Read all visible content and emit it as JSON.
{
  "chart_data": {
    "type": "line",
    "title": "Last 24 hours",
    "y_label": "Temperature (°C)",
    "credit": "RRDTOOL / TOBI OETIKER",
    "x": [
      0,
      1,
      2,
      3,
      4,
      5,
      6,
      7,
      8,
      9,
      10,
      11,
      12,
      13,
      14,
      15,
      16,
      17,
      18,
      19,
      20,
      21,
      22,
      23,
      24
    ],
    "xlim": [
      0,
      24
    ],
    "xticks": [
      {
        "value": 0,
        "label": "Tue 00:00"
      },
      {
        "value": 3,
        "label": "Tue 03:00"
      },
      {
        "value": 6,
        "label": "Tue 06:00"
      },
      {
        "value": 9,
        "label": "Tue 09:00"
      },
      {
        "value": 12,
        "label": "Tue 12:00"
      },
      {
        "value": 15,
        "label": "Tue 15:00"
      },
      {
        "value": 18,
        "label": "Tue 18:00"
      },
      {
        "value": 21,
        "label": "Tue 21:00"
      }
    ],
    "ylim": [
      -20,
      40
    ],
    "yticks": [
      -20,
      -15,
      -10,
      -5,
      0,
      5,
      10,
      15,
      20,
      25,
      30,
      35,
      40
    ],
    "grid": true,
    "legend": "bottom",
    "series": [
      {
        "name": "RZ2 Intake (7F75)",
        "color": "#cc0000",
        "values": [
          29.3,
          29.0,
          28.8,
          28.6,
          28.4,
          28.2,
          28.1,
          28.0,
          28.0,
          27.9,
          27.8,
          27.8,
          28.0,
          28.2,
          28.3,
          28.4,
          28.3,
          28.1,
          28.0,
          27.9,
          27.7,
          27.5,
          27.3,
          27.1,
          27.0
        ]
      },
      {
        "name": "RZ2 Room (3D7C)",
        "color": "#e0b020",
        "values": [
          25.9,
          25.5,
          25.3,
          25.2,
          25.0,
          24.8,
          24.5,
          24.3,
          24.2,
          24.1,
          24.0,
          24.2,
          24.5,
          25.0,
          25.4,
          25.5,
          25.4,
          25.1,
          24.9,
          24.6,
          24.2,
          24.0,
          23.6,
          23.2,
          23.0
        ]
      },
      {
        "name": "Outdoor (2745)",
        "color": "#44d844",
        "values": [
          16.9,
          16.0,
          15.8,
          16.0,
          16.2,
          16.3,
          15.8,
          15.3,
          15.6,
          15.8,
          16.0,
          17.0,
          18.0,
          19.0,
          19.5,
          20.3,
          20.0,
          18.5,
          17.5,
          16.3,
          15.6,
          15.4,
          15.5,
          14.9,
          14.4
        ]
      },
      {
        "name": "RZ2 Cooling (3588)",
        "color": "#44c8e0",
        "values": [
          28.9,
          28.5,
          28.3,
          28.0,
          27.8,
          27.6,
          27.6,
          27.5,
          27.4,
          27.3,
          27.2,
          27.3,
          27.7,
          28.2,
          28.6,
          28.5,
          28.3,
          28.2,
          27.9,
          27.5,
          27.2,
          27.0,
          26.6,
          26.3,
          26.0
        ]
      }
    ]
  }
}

_ _ _ _ _ _ _

TO BE DONE: Copy each record from above without leaving any out.

FULL RESPONSE:
Read all visible content and emit it as JSON.
{
  "chart_data": {
    "type": "line",
    "title": "Last 24 hours",
    "y_label": "Temperature (°C)",
    "credit": "RRDTOOL / TOBI OETIKER",
    "x": [
      0,
      1,
      2,
      3,
      4,
      5,
      6,
      7,
      8,
      9,
      10,
      11,
      12,
      13,
      14,
      15,
      16,
      17,
      18,
      19,
      20,
      21,
      22,
      23,
      24
    ],
    "xlim": [
      0,
      24
    ],
    "xticks": [
      {
        "value": 0,
        "label": "Tue 00:00"
      },
      {
        "value": 3,
        "label": "Tue 03:00"
      },
      {
        "value": 6,
        "label": "Tue 06:00"
      },
      {
        "value": 9,
        "label": "Tue 09:00"
      },
      {
        "value": 12,
        "label": "Tue 12:00"
      },
      {
        "value": 15,
        "label": "Tue 15:00"
      },
      {
        "value": 18,
        "label": "Tue 18:00"
      },
      {
        "value": 21,
        "label": "Tue 21:00"
      }
    ],
    "ylim": [
      -20,
      40
    ],
    "yticks": [
      -20,
      -15,
      -10,
      -5,
      0,
      5,
      10,
      15,
      20,
      25,
      30,
      35,
      40
    ],
    "grid": true,
    "legend": "bottom",
    "series": [
      {
        "name": "RZ2 Intake (7F75)",
        "color": "#cc0000",
        "values": [
          29.3,
          29.0,
          28.8,
          28.6,
          28.4,
          28.2,
          28.1,
          28.0,
          28.0,
          27.9,
          27.8,
          27.8,
          28.0,
          28.2,
          28.3,
          28.4,
          28.3,
          28.1,
          28.0,
          27.9,
          27.7,
          27.5,
          27.3,
          27.1,
          27.0
        ]
      },
      {
        "name": "RZ2 Room (3D7C)",
        "color": "#e0b020",
        "values": [
          25.9,
          25.5,
          25.3,
          25.2,
          25.0,
          24.8,
          24.5,
          24.3,
          24.2,
          24.1,
          24.0,
          24.2,
          24.5,
          25.0,
          25.4,
          25.5,
          25.4,
          25.1,
          24.9,
          24.6,
          24.2,
          24.0,
          23.6,
          23.2,
          23.0
        ]
      },
      {
        "name": "Outdoor (2745)",
        "color": "#44d844",
        "values": [
          16.9,
          16.0,
          15.8,
          16.0,
          16.2,
          16.3,
          15.8,
          15.3,
          15.6,
          15.8,
          16.0,
          17.0,
          18.0,
          19.0,
          19.5,
          20.3,
          20.0,
          18.5,
          17.5,
          16.3,
          15.6,
          15.4,
          15.5,
          14.9,
          14.4
        ]
      },
      {
        "name": "RZ2 Cooling (3588)",
        "color": "#44c8e0",
        "values": [
          28.9,
          28.5,
          28.3,
          28.0,
          27.8,
          27.6,
          27.6,
          27.5,
          27.4,
          27.3,
          27.2,
          27.3,
          27.7,
          28.2,
          28.6,
          28.5,
          28.3,
          28.2,
          27.9,
          27.5,
          27.2,
          27.0,
          26.6,
          26.3,
          26.0
        ]
      }
    ]
  }
}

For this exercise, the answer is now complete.